§ Goal of the exercise
Find how many lines contain the word "icon" and state that number alone.

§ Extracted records
==============================

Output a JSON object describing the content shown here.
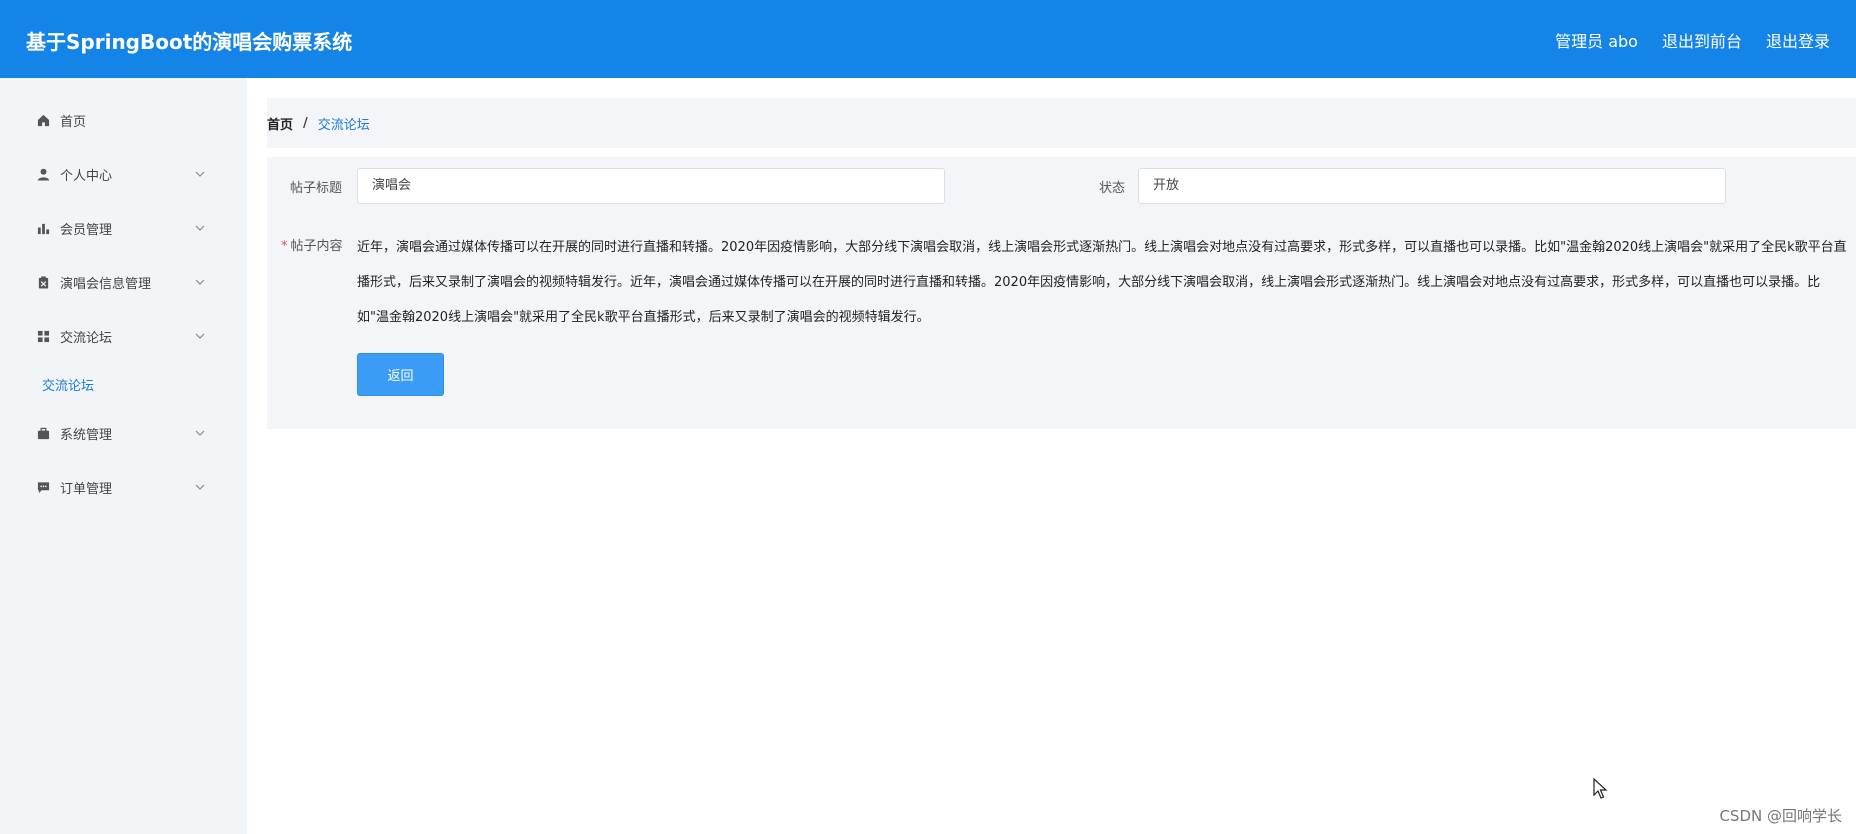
{
  "header": {
    "app_title": "基于SpringBoot的演唱会购票系统",
    "user_label": "管理员 abo",
    "to_frontend": "退出到前台",
    "logout": "退出登录",
    "bg_color": "#1584e8"
  },
  "sidebar": {
    "items": [
      {
        "label": "首页",
        "icon": "home-icon"
      },
      {
        "label": "个人中心",
        "icon": "user-icon"
      },
      {
        "label": "会员管理",
        "icon": "bar-chart-icon"
      },
      {
        "label": "演唱会信息管理",
        "icon": "clipboard-icon"
      },
      {
        "label": "交流论坛",
        "icon": "grid-icon"
      },
      {
        "label": "系统管理",
        "icon": "briefcase-icon"
      },
      {
        "label": "订单管理",
        "icon": "message-icon"
      }
    ],
    "sub_item": "交流论坛"
  },
  "breadcrumb": {
    "home": "首页",
    "separator": "/",
    "current": "交流论坛"
  },
  "form": {
    "title_label": "帖子标题",
    "title_value": "演唱会",
    "status_label": "状态",
    "status_value": "开放",
    "required_mark": "*",
    "content_label": "帖子内容",
    "content_value": "近年，演唱会通过媒体传播可以在开展的同时进行直播和转播。2020年因疫情影响，大部分线下演唱会取消，线上演唱会形式逐渐热门。线上演唱会对地点没有过高要求，形式多样，可以直播也可以录播。比如\"温金翰2020线上演唱会\"就采用了全民k歌平台直播形式，后来又录制了演唱会的视频特辑发行。近年，演唱会通过媒体传播可以在开展的同时进行直播和转播。2020年因疫情影响，大部分线下演唱会取消，线上演唱会形式逐渐热门。线上演唱会对地点没有过高要求，形式多样，可以直播也可以录播。比如\"温金翰2020线上演唱会\"就采用了全民k歌平台直播形式，后来又录制了演唱会的视频特辑发行。",
    "back_button": "返回"
  },
  "watermark": "CSDN @回响学长"
}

==============================

§ Written solution
7